[start]

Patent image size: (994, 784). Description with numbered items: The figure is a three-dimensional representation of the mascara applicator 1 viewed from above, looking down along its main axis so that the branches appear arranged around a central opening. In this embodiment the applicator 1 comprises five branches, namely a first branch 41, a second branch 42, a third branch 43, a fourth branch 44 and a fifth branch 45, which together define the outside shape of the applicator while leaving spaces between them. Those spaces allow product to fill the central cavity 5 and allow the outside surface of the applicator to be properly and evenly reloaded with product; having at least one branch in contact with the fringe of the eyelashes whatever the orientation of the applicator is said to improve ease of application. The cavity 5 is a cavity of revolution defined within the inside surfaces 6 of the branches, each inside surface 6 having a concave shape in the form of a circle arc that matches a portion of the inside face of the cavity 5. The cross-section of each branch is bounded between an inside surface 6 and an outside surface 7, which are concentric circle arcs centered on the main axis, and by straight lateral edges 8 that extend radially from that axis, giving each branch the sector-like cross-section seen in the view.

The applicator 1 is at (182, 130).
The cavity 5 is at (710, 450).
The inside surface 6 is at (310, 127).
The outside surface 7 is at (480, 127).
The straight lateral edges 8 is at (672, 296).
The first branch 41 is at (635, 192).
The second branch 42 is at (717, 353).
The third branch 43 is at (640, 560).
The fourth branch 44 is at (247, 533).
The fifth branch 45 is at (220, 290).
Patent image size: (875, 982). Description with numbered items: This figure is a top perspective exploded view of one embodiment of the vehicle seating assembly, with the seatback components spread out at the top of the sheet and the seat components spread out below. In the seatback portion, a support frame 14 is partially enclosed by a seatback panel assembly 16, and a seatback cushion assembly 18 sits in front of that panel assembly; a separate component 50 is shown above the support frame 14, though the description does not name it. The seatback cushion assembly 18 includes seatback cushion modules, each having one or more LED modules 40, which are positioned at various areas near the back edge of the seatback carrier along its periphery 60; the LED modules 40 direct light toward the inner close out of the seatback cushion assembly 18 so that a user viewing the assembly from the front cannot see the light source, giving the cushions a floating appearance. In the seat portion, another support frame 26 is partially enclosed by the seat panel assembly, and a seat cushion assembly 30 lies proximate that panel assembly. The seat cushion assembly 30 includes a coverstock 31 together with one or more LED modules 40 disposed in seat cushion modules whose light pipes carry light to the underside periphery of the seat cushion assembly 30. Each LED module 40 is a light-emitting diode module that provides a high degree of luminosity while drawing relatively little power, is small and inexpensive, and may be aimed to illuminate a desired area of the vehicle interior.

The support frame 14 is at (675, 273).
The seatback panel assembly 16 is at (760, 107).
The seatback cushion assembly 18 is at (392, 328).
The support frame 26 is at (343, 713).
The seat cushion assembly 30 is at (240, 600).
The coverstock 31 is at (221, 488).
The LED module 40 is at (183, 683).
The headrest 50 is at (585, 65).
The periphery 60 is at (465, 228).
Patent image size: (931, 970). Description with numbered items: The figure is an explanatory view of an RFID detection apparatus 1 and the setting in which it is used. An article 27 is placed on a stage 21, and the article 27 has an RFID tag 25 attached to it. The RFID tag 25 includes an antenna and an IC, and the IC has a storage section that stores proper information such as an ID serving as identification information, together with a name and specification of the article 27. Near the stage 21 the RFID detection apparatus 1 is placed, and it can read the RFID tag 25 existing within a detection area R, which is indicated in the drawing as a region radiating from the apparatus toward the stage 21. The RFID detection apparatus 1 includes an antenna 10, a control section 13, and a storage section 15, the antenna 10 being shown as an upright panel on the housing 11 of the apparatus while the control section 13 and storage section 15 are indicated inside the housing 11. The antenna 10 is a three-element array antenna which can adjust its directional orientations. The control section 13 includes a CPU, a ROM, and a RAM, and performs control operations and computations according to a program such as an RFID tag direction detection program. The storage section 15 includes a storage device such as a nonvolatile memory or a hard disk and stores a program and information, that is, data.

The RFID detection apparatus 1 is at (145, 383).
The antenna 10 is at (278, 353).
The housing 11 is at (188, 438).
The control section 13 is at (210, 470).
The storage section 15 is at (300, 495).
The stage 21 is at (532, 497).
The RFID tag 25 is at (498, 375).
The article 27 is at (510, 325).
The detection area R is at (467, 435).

[end]

GOAL:
Copy out every line of the three items above, keeping all words, numbers, and punctuation unchanged.

CORRECT RESPONSE:
Patent image size: (994, 784). Description with numbered items: The figure is a three-dimensional representation of the mascara applicator 1 viewed from above, looking down along its main axis so that the branches appear arranged around a central opening. In this embodiment the applicator 1 comprises five branches, namely a first branch 41, a second branch 42, a third branch 43, a fourth branch 44 and a fifth branch 45, which together define the outside shape of the applicator while leaving spaces between them. Those spaces allow product to fill the central cavity 5 and allow the outside surface of the applicator to be properly and evenly reloaded with product; having at least one branch in contact with the fringe of the eyelashes whatever the orientation of the applicator is said to improve ease of application. The cavity 5 is a cavity of revolution defined within the inside surfaces 6 of the branches, each inside surface 6 having a concave shape in the form of a circle arc that matches a portion of the inside face of the cavity 5. The cross-section of each branch is bounded between an inside surface 6 and an outside surface 7, which are concentric circle arcs centered on the main axis, and by straight lateral edges 8 that extend radially from that axis, giving each branch the sector-like cross-section seen in the view.

The applicator 1 is at (182, 130).
The cavity 5 is at (710, 450).
The inside surface 6 is at (310, 127).
The outside surface 7 is at (480, 127).
The straight lateral edges 8 is at (672, 296).
The first branch 41 is at (635, 192).
The second branch 42 is at (717, 353).
The third branch 43 is at (640, 560).
The fourth branch 44 is at (247, 533).
The fifth branch 45 is at (220, 290).
Patent image size: (875, 982). Description with numbered items: This figure is a top perspective exploded view of one embodiment of the vehicle seating assembly, with the seatback components spread out at the top of the sheet and the seat components spread out below. In the seatback portion, a support frame 14 is partially enclosed by a seatback panel assembly 16, and a seatback cushion assembly 18 sits in front of that panel assembly; a separate component 50 is shown above the support frame 14, though the description does not name it. The seatback cushion assembly 18 includes seatback cushion modules, each having one or more LED modules 40, which are positioned at various areas near the back edge of the seatback carrier along its periphery 60; the LED modules 40 direct light toward the inner close out of the seatback cushion assembly 18 so that a user viewing the assembly from the front cannot see the light source, giving the cushions a floating appearance. In the seat portion, another support frame 26 is partially enclosed by the seat panel assembly, and a seat cushion assembly 30 lies proximate that panel assembly. The seat cushion assembly 30 includes a coverstock 31 together with one or more LED modules 40 disposed in seat cushion modules whose light pipes carry light to the underside periphery of the seat cushion assembly 30. Each LED module 40 is a light-emitting diode module that provides a high degree of luminosity while drawing relatively little power, is small and inexpensive, and may be aimed to illuminate a desired area of the vehicle interior.

The support frame 14 is at (675, 273).
The seatback panel assembly 16 is at (760, 107).
The seatback cushion assembly 18 is at (392, 328).
The support frame 26 is at (343, 713).
The seat cushion assembly 30 is at (240, 600).
The coverstock 31 is at (221, 488).
The LED module 40 is at (183, 683).
The headrest 50 is at (585, 65).
The periphery 60 is at (465, 228).
Patent image size: (931, 970). Description with numbered items: The figure is an explanatory view of an RFID detection apparatus 1 and the setting in which it is used. An article 27 is placed on a stage 21, and the article 27 has an RFID tag 25 attached to it. The RFID tag 25 includes an antenna and an IC, and the IC has a storage section that stores proper information such as an ID serving as identification information, together with a name and specification of the article 27. Near the stage 21 the RFID detection apparatus 1 is placed, and it can read the RFID tag 25 existing within a detection area R, which is indicated in the drawing as a region radiating from the apparatus toward the stage 21. The RFID detection apparatus 1 includes an antenna 10, a control section 13, and a storage section 15, the antenna 10 being shown as an upright panel on the housing 11 of the apparatus while the control section 13 and storage section 15 are indicated inside the housing 11. The antenna 10 is a three-element array antenna which can adjust its directional orientations. The control section 13 includes a CPU, a ROM, and a RAM, and performs control operations and computations according to a program such as an RFID tag direction detection program. The storage section 15 includes a storage device such as a nonvolatile memory or a hard disk and stores a program and information, that is, data.

The RFID detection apparatus 1 is at (145, 383).
The antenna 10 is at (278, 353).
The housing 11 is at (188, 438).
The control section 13 is at (210, 470).
The storage section 15 is at (300, 495).
The stage 21 is at (532, 497).
The RFID tag 25 is at (498, 375).
The article 27 is at (510, 325).
The detection area R is at (467, 435).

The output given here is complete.